Task requirements: Copy every line with the string "करकब" in it.

Data entries
▬▬▬▬▬▬▬▬▬▬

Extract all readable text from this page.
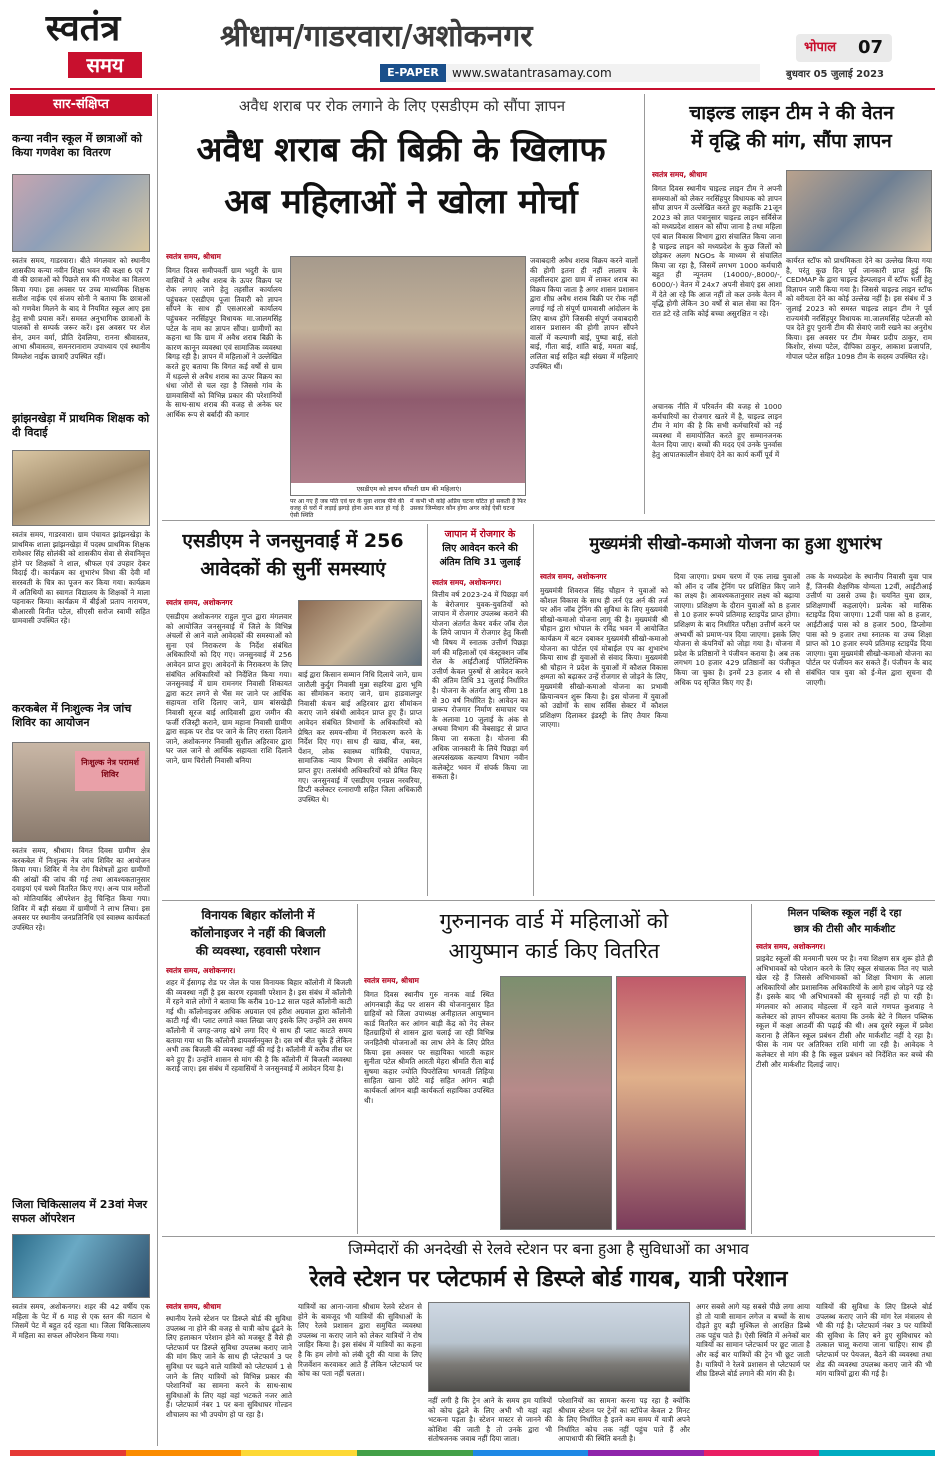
स्वतंत्र
समय
श्रीधाम/गाडरवारा/अशोकनगर
E-PAPER	www.swatantrasamay.com
भोपाल 07
बुधवार 05 जुलाई 2023
सार-संक्षिप्त
कन्या नवीन स्कूल में छात्राओं को किया गणवेश का वितरण
स्वतंत्र समय, गाडरवारा। बीते मंगलवार को स्थानीय शासकीय कन्या नवीन शिक्षा भवन की कक्षा 6 एवं 7 वी की छात्राओं को पिछले सत्र की गणवेश का वितरण किया गया। इस अवसर पर उच्च माध्यमिक शिक्षक सतीश नाईक एवं संजय सोनी ने बताया कि छात्राओं को गणवेश मिलने के बाद वे नियमित स्कूल आए इस हेतु सभी प्रयास करें। समस्त अनुभागिक छात्राओं के पालकों से सम्पर्क जरूर करें। इस अवसर पर शेल सेन, उमन वर्मा, प्रीति देवलिया, रानना श्रीवास्तव, आभा श्रीवास्तव, समनरानाराम उपाध्याय एवं स्थानीय विमलेश नाईक छात्राएँ उपस्थित रहीं।
झांझनखेड़ा में प्राथमिक शिक्षक को दी विदाई
स्वतंत्र समय, गाडरवारा। ग्राम पंचायत झांझनखेड़ा के प्राथमिक शाला झांझनखेड़ा में पदस्थ प्राथमिक शिक्षक रामेश्वर सिंह सोलंकी को शासकीय सेवा से सेवानिवृत्त होने पर शिक्षकों ने शाल, श्रीफल एवं उपहार देकर विदाई दी। कार्यक्रम का शुभारंभ विधा की देवी माँ सरस्वती के चित्र का पूजन कर किया गया। कार्यक्रम में अतिथियों का स्वागत विद्यालय के शिक्षकों ने माला पहनाकर किया। कार्यक्रम में बीईओ प्रताप नारायण, बीआरसी विनीत पटेल, सीएसी सरोज स्वामी सहित ग्रामवासी उपस्थित रहे।
करकबेल में निःशुल्क नेत्र जांच शिविर का आयोजन
निःशुल्क नेत्र परामर्श शिविर
स्वतंत्र समय, श्रीधाम। विगत दिवस ग्रामीण क्षेत्र करकबेल में निःशुल्क नेत्र जांच शिविर का आयोजन किया गया। शिविर में नेत्र रोग विशेषज्ञों द्वारा ग्रामीणों की आंखों की जांच की गई तथा आवश्यकतानुसार दवाइयां एवं चश्मे वितरित किए गए। अन्य पात्र मरीजों को मोतियाबिंद ऑपरेशन हेतु चिन्हित किया गया। शिविर में बड़ी संख्या में ग्रामीणों ने लाभ लिया। इस अवसर पर स्थानीय जनप्रतिनिधि एवं स्वास्थ्य कार्यकर्ता उपस्थित रहे।
जिला चिकित्सालय में 23वां मेजर सफल ऑपरेशन
स्वतंत्र समय, अशोकनगर। शहर की 42 वर्षीय एक महिला के पेट में 6 माह से एक स्तन की गठान थे जिसमें पेट में बहुत दर्द रहता था। जिला चिकित्सालय में महिला का सफल ऑपरेशन किया गया।
अवैध शराब पर रोक लगाने के लिए एसडीएम को सौंपा ज्ञापन
अवैध शराब की बिक्री के खिलाफ
अब महिलाओं ने खोला मोर्चा
स्वतंत्र समय, श्रीधाम
विगत दिवस समीपवर्ती ग्राम भदुरी के ग्राम वासियों ने अवैध शराब के ऊपर विक्रय पर रोक लगाए जाने हेतु तहसील कार्यालय पहुंचकर एसडीएम पूजा तिवारी को ज्ञापन सौंपने के साथ ही एसआरओ कार्यालय पहुंचकर नरसिंहपुर विधायक मा.जालमसिंह पटेल के नाम का ज्ञापन सौंपा। ग्रामीणों का कहना था कि ग्राम में अवैध शराब बिक्री के कारण कानून व्यवस्था एवं सामाजिक व्यवस्था बिगड़ रही है। ज्ञापन में महिलाओं ने उल्लेखित करते हुए बताया कि विगत कई वर्षों से ग्राम में धड़ल्ले से अवैध शराब का ऊपर विक्रय का धंधा जोरों से चल रहा है जिससे गांव के ग्रामवासियों को विभिन्न प्रकार की परेशानियों के साथ-साथ शराब की वजह से अनेक घर आर्थिक रूप से बर्बादी की कगार
एसडीएम को ज्ञापन सौंपती ग्राम की महिलाएं।
पर आ गए हैं जब पति एवं घर के युवा शराब पीने की वजह से घरों में लड़ाई झगड़े होना आम बात हो गई है ऐसी स्थिति
में कभी भी कोई अप्रिय घटना घटित हो सकती है फिर उसका जिम्मेदार कौन होगा अगर कोई ऐसी घटना
जवाबदारी अवैध शराब विक्रय करने वालों की होगी इतना ही नहीं लालाच के तहसीलदार द्वारा ग्राम में लाकर शराब का विक्रय किया जाता है अगर शासन प्रशासन द्वारा शीघ्र अवैध शराब बिक्री पर रोक नहीं लगाई गई तो संपूर्ण ग्रामवासी आंदोलन के लिए बाध्य होंगे जिसकी संपूर्ण जवाबदारी शासन प्रशासन की होगी ज्ञापन सौंपने वालों में कल्याणी बाई, पुष्पा बाई, संतो बाई, गीता बाई, शांति बाई, ममता बाई, ललिता बाई सहित बड़ी संख्या में महिलाएं उपस्थित थीं।
चाइल्ड लाइन टीम ने की वेतन
में वृद्धि की मांग, सौंपा ज्ञापन
स्वतंत्र समय, श्रीधाम
विगत दिवस स्थानीय चाइल्ड लाइन टीम ने अपनी समस्याओं को लेकर नरसिंहपुर विधायक को ज्ञापन सौंपा ज्ञापन में उल्लेखित करते हुए कहाकि 21जून 2023 को ज्ञात पत्रानुसार चाइल्ड लाइन सर्विसेज को मध्यप्रदेश शासन को सौंपा जाना है तथा महिला एवं बाल विकास विभाग द्वारा संचालित किया जाना है चाइल्ड लाइन को मध्यप्रदेश के कुछ जिलों को छोड़कर अलग NGOs के माध्यम से संचालित किया जा रहा है, जिसमें लगभग 1000 कर्मचारी बहुत ही न्यूनतम (14000/-,8000/-, 6000/-) वेतन में 24x7 अपनी सेवाएं इस आशा में देते आ रहे कि आज नहीं तो कल उनके वेतन में वृद्धि होगी लेकिन 30 वर्षों से बाल सेवा का दिन-रात डटे रहे ताकि कोई बच्चा असुरक्षित न रहे।
अचानक नीति में परिवर्तन की वजह से 1000 कर्मचारियों का रोजगार खतरे में है, चाइल्ड लाइन टीम ने मांग की है कि सभी कर्मचारियों को नई व्यवस्था में समायोजित करते हुए सम्मानजनक वेतन दिया जाए। बच्चों की मदद एवं उनके पुनर्वास हेतु आपातकालीन सेवाएं देने का कार्य कर्मी पूर्व में
कार्यरत स्टॉफ को प्राथमिकता देने का उल्लेख किया गया है, परंतु कुछ दिन पूर्व जानकारी प्राप्त हुई कि CEDMAP के द्वारा चाइल्ड हेल्पलाइन में स्टॉफ भर्ती हेतु विज्ञापन जारी किया गया है। जिससे चाइल्ड लाइन स्टॉफ को वरीयता देने का कोई उल्लेख नहीं है। इस संबंध में 3 जुलाई 2023 को समस्त चाइल्ड लाइन टीम ने पूर्व राज्यमंत्री नरसिंहपुर विधायक मा.जालमसिंह पटेलजी को पत्र देते हुए पुरानी टीम की सेवाएं जारी रखने का अनुरोध किया। इस अवसर पर टीम मेम्बर प्रदीप ठाकुर, राम किशोर, संध्या पटेल, दीपिका ठाकुर, आकाश प्रजापति, गोपाल पटेल सहित 1098 टीम के सदस्य उपस्थित रहे।
एसडीएम ने जनसुनवाई में 256
आवेदकों की सुनीं समस्याएं
स्वतंत्र समय, अशोकनगर
एसडीएम अशोकनगर राहुल गुप्त द्वारा मंगलवार को आयोजित जनसुनवाई में जिले के विभिन्न अंचलों से आने वाले आवेदकों की समस्याओं को सुना एवं निराकरण के निर्देश संबंधित अधिकारियों को दिए गए। जनसुनवाई में 256 आवेदन प्राप्त हुए। आवेदनों के निराकरण के लिए संबंधित अधिकारियों को निर्देशित किया गया। जनसुनवाई में ग्राम रामनगर निवासी शिकायत द्वारा कटर लगने से भैंस मर जाने पर आर्थिक सहायता राशि दिलाए जाने, ग्राम बांसखेड़ी निवासी सूरज बाई आदिवासी द्वारा जमीन की फर्जी रजिस्ट्री कराने, ग्राम महाना निवासी ग्रामीण द्वारा सड़क पर रोड पर जाने के लिए रास्ता दिलाने जाने, अशोकनगर निवासी सुशील अहिरवार द्वारा घर जल जाने से आर्थिक सहायता राशि दिलाने जाने, ग्राम चिरोली निवासी बनिया
बाई द्वारा किसान सम्मान निधि दिलाये जाने, ग्राम जारौली कुर्दुग निवासी मुन्ना सहरिया द्वारा भूमि का सीमांकन कराए जाने, ग्राम हाडवालपुर निवासी कंचन बाई अहिरवार द्वारा सीमांकन कराए जाने संबंधी आवेदन प्राप्त हुए हैं। प्राप्त आवेदन संबंधित विभागों के अधिकारियों को प्रेषित कर समय-सीमा में निराकरण करने के निर्देश दिए गए। साथ ही खाद्य, बीज, बस, पेंशन, लोक स्वास्थ्य यांत्रिकी, पंचायत, सामाजिक न्याय विभाग से संबंधित आवेदन प्राप्त हुए। तत्संबंधी अधिकारियों को प्रेषित किए गए। जनसुनवाई में एसडीएम एनप्रस नरवरिया, डिप्टी कलेक्टर रत्नाराणी सहित जिला अधिकारी उपस्थित थे।
जापान में रोजगार के
लिए आवेदन करने की
अंतिम तिथि 31 जुलाई
स्वतंत्र समय, अशोकनगर।
वित्तीय वर्ष 2023-24 में पिछड़ा वर्ग के बेरोजगार युवक-युवतियों को जापान में रोजगार उपलब्ध कराने की योजना अंतर्गत केयर वर्कर जॉब रोल के लिये जापान में रोजगार हेतु किसी भी विषय में स्नातक उत्तीर्ण पिछड़ा वर्ग की महिलाओं एवं कंस्ट्रक्शन जॉब रोल के आईटीआई पॉलिटेक्निक उत्तीर्ण केवल पुरुषों से आवेदन करने की अंतिम तिथि 31 जुलाई निर्धारित है। योजना के अंतर्गत आयु सीमा 18 से 30 वर्ष निर्धारित है। आवेदन का प्रारूप रोजगार निर्माण समाचार पत्र के अलावा 10 जुलाई के अंक से अथवा विभाग की वेबसाइट से प्राप्त किया जा सकता है। योजना की अधिक जानकारी के लिये पिछड़ा वर्ग अल्पसंख्यक कल्याण विभाग नवीन कलेक्ट्रेट भवन में संपर्क किया जा सकता है।
मुख्यमंत्री सीखो-कमाओ योजना का हुआ शुभारंभ
स्वतंत्र समय, अशोकनगर
मुख्यमंत्री शिवराज सिंह चौहान ने युवाओं को कौशल विकास के साथ ही लर्न एंड अर्न की तर्ज पर ऑन जॉब ट्रेनिंग की सुविधा के लिए मुख्यमंत्री सीखो-कमाओ योजना लागू की है। मुख्यमंत्री श्री चौहान द्वारा भोपाल के रविंद्र भवन में आयोजित कार्यक्रम में बटन दबाकर मुख्यमंत्री सीखो-कमाओ योजना का पोर्टल एवं मोबाईल एप का शुभारंभ किया साथ ही युवाओं से संवाद किया। मुख्यमंत्री श्री चौहान ने प्रदेश के युवाओं में कौशल विकास क्षमता को बढ़ाकर उन्हें रोजगार से जोड़ने के लिए, मुख्यमंत्री सीखो-कमाओ योजना का प्रभावी क्रियान्वयन शुरू किया है। इस योजना में युवाओं को उद्योगों के साथ सर्विस सेक्टर में कौशल प्रशिक्षण दिलाकर इंडस्ट्री के लिए तैयार किया जाएगा।
दिया जाएगा। प्रथम चरण में एक लाख युवाओं को ऑन द जॉब ट्रेनिंग पर प्रशिक्षित किए जाने का लक्ष्य है। आवश्यकतानुसार लक्ष्य को बढ़ाया जाएगा। प्रशिक्षण के दौरान युवाओं को 8 हजार से 10 हजार रूपये प्रतिमाह स्टाइपेंड प्राप्त होगा। प्रशिक्षण के बाद निर्धारित परीक्षा उत्तीर्ण करने पर अभ्यर्थी को प्रमाण-पत्र दिया जाएगा। इसके लिए योजना से कंपनियों को जोड़ा गया है। योजना में प्रदेश के प्रतिष्ठानों ने पंजीयन कराया है। अब तक लगभग 10 हजार 429 प्रतिष्ठानों का पंजीकृत किया जा चुका है। इनमें 23 हजार 4 सौ से अधिक पद सृजित किए गए हैं।
तक के मध्यप्रदेश के स्थानीय निवासी युवा पात्र हैं, जिनकी शैक्षणिक योग्यता 12वीं, आईटीआई उत्तीर्ण या उससे उच्च है। चयनित युवा छात्र, प्रशिक्षणार्थी कहलाएंगे। प्रत्येक को मासिक स्टाइपेंड दिया जाएगा। 12वीं पास को 8 हजार, आईटीआई पास को 8 हजार 500, डिप्लोमा पास को 9 हजार तथा स्नातक या उच्च शिक्षा प्राप्त को 10 हजार रुपये प्रतिमाह स्टाइपेंड दिया जाएगा। युवा मुख्यमंत्री सीखो-कमाओ योजना का पोर्टल पर पंजीयन कर सकते हैं। पंजीयन के बाद संबंधित पात्र युवा को ई-मेल द्वारा सूचना दी जाएगी।
विनायक बिहार कॉलोनी में
कॉलोनाइजर ने नहीं की बिजली
की व्यवस्था, रहवासी परेशान
स्वतंत्र समय, अशोकनगर।
शहर में ईसागढ़ रोड पर जेल के पास विनायक बिहार कॉलोनी में बिजली की व्यवस्था नहीं है इस कारण रहवासी परेशान है। इस संबंध में कॉलोनी में रहने वाले लोगों ने बताया कि करीब 10-12 साल पहले कॉलोनी काटी गई थी। कॉलोनाइजर अधिक अग्रवाल एवं हरीश अग्रवाल द्वारा कॉलोनी काटी गई थी। प्लाट लगाते वक्त लिखा जाए इसके लिए उन्होंने उस समय कॉलोनी में जगह-जगह खंभे लगा दिए थे साथ ही प्लाट काटते समय बताया गया था कि कॉलोनी डायवर्सनयुक्त है। दस वर्ष बीत चुके हैं लेकिन अभी तक बिजली की व्यवस्था नहीं की गई है। कॉलोनी में करीब तीस घर बने हुए हैं। उन्होंने शासन से मांग की है कि कॉलोनी में बिजली व्यवस्था कराई जाए। इस संबंध में रहवासियों ने जनसुनवाई में आवेदन दिया है।
गुरुनानक वार्ड में महिलाओं को
आयुष्मान कार्ड किए वितरित
स्वतंत्र समय, श्रीधाम
विगत दिवस स्थानीय गुरु नानक वार्ड स्थित आंगनबाड़ी केंद्र पर शासन की योजनानुसार हित ग्राहियों को जिला उपाध्यक्ष अनीहातल आयुष्मान कार्ड वितरित कर आंगन बाड़ी केंद्र को नेद लेकर हितग्राहियों से शासन द्वारा चलाई जा रही विभिन्न जनहितैषी योजनाओं का लाभ लेने के लिए प्रेरित किया इस अवसर पर सहायिका भारती कहार सुनीता पटेल श्रीमति आरती मेहरा श्रीमति रीता बाई सुषमा कहार ज्योति पिपरोलिया भगवती लिहिया साहिता खाना छोटे वाई सहित आंगन बाड़ी कार्यकर्ता आंगन बाड़ी कार्यकर्ता सहायिका उपस्थित थी।
मिलन पब्लिक स्कूल नहीं दे रहा
छात्र की टीसी और मार्कशीट
स्वतंत्र समय, अशोकनगर।
प्राइवेट स्कूलों की मनमानी चरम पर है। नया शिक्षण सत्र शुरू होते ही अभिभावकों को परेशान करने के लिए स्कूल संचालक नित नए चाले खेल रहे हैं जिससे अभिभावकों को शिक्षा विभाग के आला अधिकारियों और प्रशासनिक अधिकारियों के आगे हाथ जोड़ने पड़ रहे हैं। इसके बाद भी अभिभावकों की सुनवाई नहीं हो पा रही है। मंगलवार को आजाद मोहल्ला में रहने वाले गणपत कुशवाह ने कलेक्टर को ज्ञापन सौंपकर बताया कि उनके बेटे ने मिलन पब्लिक स्कूल में कक्षा आठवीं की पढ़ाई की थी। अब दूसरे स्कूल में प्रवेश कराना है लेकिन स्कूल प्रबंधन टीसी और मार्कशीट नहीं दे रहा है। फीस के नाम पर अतिरिक्त राशि मांगी जा रही है। आवेदक ने कलेक्टर से मांग की है कि स्कूल प्रबंधन को निर्देशित कर बच्चे की टीसी और मार्कशीट दिलाई जाए।
जिम्मेदारों की अनदेखी से रेलवे स्टेशन पर बना हुआ है सुविधाओं का अभाव
रेलवे स्टेशन पर प्लेटफार्म से डिस्प्ले बोर्ड गायब, यात्री परेशान
स्वतंत्र समय, श्रीधाम
स्थानीय रेलवे स्टेशन पर डिस्प्ले बोर्ड की सुविधा उपलब्ध ना होने की वजह से यात्री कोच ढूंढने के लिए हलाकान परेशान होने को मजबूर हैं वैसे ही प्लेटफार्म पर डिस्प्ले सुविधा उपलब्ध कराए जाने की मांग किए जाने के साथ ही प्लेटफार्म 3 पर सुविधा पर चढ़ने वाले यात्रियों को प्लेटफार्म 1 से जाने के लिए यात्रियों को विभिन्न प्रकार की परेशानियों का सामना करने के साथ-साथ सुविधाओं के लिए यहां वहां भटकते नजर आते हैं। प्लेटफार्म नंबर 1 पर बना सुविधाघर गोल्डन शौचालय का भी उपयोग हो पा रहा है।
यात्रियों का आना-जाना श्रीधाम रेलवे स्टेशन से होने के बावजूद भी यात्रियों की सुविधाओं के लिए रेलवे प्रशासन द्वारा समुचित व्यवस्था उपलब्ध ना कराए जाने को लेकर यात्रियों ने रोष जाहिर किया है। इस संबंध में यात्रियों का कहना है कि हम लोगो को लंबी दूरी की यात्रा के लिए रिजर्वेशन करवाकर आते हैं लेकिन प्लेटफार्म पर कोच का पता नहीं चलता।
नहीं लगी है कि ट्रेन आने के समय हम यात्रियों को कोच ढूंढने के लिए अभी भी यहां वहां भटकना पड़ता है। स्टेशन मास्टर से जानने की कोशिश की जाती है तो उनके द्वारा भी संतोषजनक जवाब नहीं दिया जाता।
परेशानियों का सामना करना पड़ रहा है क्योंकि श्रीधाम स्टेशन पर ट्रेनों का स्टॉपेज केवल 2 मिनट के लिए निर्धारित है इतने कम समय में यात्री अपने निर्धारित कोच तक नहीं पहुंच पाते हैं और आपाधापी की स्थिति बनती है।
अगर सबसे आगे यह सबसे पीछे लगा आया हो तो यात्री सामान लगेज व बच्चों के साथ दौड़ते हुए बड़ी मुश्किल से आरक्षित डिब्बे तक पहुंच पाते हैं। ऐसी स्थिति में अनेकों बार यात्रियों का सामान प्लेटफार्म पर छूट जाता है और कई बार यात्रियों की ट्रेन भी छूट जाती है। यात्रियों ने रेलवे प्रशासन से प्लेटफार्म पर शीघ्र डिस्प्ले बोर्ड लगाने की मांग की है।
यात्रियों की सुविधा के लिए डिस्प्ले बोर्ड उपलब्ध कराए जाने की मांग रेल मंत्रालय से भी की गई है। प्लेटफार्म नंबर 3 पर यात्रियों की सुविधा के लिए बने हुए सुविधाघर को तत्काल चालू कराया जाना चाहिए। साथ ही प्लेटफार्म पर पेयजल, बैठने की व्यवस्था तथा शेड की व्यवस्था उपलब्ध कराए जाने की भी मांग यात्रियों द्वारा की गई है।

▬▬▬▬▬▬▬▬▬▬

Exercise output:
करकबेल में निःशुल्क नेत्र जांच शिविर का आयोजन
स्वतंत्र समय, श्रीधाम। विगत दिवस ग्रामीण क्षेत्र करकबेल में निःशुल्क नेत्र जांच शिविर का आयोजन किया गया। शिविर में नेत्र रोग विशेषज्ञों द्वारा ग्रामीणों की आंखों की जांच की गई तथा आवश्यकतानुसार दवाइयां एवं चश्मे वितरित किए गए। अन्य पात्र मरीजों को मोतियाबिंद ऑपरेशन हेतु चिन्हित किया गया। शिविर में बड़ी संख्या में ग्रामीणों ने लाभ लिया। इस अवसर पर स्थानीय जनप्रतिनिधि एवं स्वास्थ्य कार्यकर्ता उपस्थित रहे।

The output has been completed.